Start of Provided data

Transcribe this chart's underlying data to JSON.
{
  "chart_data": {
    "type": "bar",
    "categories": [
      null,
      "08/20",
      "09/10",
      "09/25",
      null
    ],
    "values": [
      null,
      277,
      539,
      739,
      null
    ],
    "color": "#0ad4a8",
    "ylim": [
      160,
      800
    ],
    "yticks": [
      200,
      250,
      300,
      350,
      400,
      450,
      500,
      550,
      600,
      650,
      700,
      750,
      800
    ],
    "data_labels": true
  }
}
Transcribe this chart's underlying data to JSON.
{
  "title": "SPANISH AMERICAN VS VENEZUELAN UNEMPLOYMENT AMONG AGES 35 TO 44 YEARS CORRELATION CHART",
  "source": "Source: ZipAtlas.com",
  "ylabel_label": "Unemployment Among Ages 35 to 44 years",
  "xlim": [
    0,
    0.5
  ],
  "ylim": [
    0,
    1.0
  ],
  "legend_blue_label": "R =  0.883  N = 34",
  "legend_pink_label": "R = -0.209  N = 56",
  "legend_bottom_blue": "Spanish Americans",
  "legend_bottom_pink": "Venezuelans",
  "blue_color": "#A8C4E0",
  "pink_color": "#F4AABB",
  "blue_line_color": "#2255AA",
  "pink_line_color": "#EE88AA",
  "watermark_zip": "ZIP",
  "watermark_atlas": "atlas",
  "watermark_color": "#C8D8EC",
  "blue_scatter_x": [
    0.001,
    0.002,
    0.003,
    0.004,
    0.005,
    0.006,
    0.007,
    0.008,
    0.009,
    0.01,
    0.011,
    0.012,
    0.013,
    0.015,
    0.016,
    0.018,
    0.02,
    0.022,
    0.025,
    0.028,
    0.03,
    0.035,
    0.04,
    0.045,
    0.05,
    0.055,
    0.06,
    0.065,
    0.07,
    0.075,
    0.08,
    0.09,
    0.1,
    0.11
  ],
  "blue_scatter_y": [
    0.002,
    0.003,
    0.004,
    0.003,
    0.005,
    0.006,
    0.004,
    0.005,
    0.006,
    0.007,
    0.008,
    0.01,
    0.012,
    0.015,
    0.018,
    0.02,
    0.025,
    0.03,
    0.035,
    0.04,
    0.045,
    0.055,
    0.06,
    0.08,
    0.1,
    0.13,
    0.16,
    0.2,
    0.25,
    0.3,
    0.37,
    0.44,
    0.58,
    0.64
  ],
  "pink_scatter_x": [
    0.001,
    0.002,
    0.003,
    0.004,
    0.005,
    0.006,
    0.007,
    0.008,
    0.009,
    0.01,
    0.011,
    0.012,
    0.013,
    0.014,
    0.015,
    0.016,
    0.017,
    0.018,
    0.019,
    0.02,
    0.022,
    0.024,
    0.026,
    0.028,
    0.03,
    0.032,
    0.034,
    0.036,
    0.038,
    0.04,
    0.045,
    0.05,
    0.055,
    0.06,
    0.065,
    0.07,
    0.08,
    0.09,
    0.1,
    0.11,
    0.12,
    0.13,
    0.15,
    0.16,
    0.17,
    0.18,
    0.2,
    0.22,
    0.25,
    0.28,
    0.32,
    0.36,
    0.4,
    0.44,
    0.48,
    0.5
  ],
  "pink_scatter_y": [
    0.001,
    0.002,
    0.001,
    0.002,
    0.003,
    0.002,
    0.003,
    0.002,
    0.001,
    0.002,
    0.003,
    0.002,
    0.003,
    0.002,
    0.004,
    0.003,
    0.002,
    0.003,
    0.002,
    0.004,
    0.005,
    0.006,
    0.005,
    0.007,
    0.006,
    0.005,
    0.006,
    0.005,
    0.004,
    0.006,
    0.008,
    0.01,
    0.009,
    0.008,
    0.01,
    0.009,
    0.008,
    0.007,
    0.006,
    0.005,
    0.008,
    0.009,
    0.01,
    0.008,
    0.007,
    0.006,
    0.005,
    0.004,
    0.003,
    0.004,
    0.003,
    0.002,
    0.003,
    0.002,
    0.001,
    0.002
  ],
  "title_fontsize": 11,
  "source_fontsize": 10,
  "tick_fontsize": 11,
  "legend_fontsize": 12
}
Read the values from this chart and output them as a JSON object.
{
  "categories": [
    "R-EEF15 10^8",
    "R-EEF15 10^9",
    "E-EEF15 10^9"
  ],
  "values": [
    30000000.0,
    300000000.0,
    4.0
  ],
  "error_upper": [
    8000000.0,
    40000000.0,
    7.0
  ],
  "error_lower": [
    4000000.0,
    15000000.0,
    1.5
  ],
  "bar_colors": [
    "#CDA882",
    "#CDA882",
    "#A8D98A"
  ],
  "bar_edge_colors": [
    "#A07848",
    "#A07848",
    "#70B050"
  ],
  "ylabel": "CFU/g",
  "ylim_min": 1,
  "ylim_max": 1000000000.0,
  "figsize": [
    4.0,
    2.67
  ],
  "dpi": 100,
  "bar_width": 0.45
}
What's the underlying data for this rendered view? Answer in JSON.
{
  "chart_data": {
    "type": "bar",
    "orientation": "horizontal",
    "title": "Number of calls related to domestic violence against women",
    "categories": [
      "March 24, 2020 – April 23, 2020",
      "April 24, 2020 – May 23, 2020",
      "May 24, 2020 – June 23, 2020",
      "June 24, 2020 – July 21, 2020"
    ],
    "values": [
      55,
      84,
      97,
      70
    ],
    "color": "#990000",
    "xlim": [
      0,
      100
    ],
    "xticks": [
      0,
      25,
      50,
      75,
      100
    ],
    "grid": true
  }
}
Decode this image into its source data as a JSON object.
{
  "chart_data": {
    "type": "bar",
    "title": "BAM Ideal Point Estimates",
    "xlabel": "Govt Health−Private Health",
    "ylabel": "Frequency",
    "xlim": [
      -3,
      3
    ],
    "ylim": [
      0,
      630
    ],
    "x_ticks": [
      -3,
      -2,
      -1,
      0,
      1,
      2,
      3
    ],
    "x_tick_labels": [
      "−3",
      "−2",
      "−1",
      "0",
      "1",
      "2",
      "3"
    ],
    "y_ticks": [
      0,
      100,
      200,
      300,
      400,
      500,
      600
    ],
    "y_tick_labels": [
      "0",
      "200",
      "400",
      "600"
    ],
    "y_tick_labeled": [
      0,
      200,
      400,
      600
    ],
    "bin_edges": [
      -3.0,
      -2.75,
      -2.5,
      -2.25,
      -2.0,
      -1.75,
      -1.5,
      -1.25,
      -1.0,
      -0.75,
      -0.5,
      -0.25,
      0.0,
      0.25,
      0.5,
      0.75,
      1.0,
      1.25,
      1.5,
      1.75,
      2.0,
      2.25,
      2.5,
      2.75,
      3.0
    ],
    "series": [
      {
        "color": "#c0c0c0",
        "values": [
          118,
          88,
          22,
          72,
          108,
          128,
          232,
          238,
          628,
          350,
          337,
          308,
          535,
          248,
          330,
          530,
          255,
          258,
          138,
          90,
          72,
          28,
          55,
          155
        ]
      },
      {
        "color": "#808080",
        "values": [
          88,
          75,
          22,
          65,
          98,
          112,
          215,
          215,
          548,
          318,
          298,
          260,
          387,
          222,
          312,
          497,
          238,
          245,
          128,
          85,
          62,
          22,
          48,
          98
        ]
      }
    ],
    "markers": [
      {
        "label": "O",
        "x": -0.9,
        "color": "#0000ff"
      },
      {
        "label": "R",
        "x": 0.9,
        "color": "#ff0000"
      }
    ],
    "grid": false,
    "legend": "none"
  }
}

End of Provided data

> Exercise details: State how many lines of the records above contain the word "JSON", giving only that number.

> Solution to this task: 5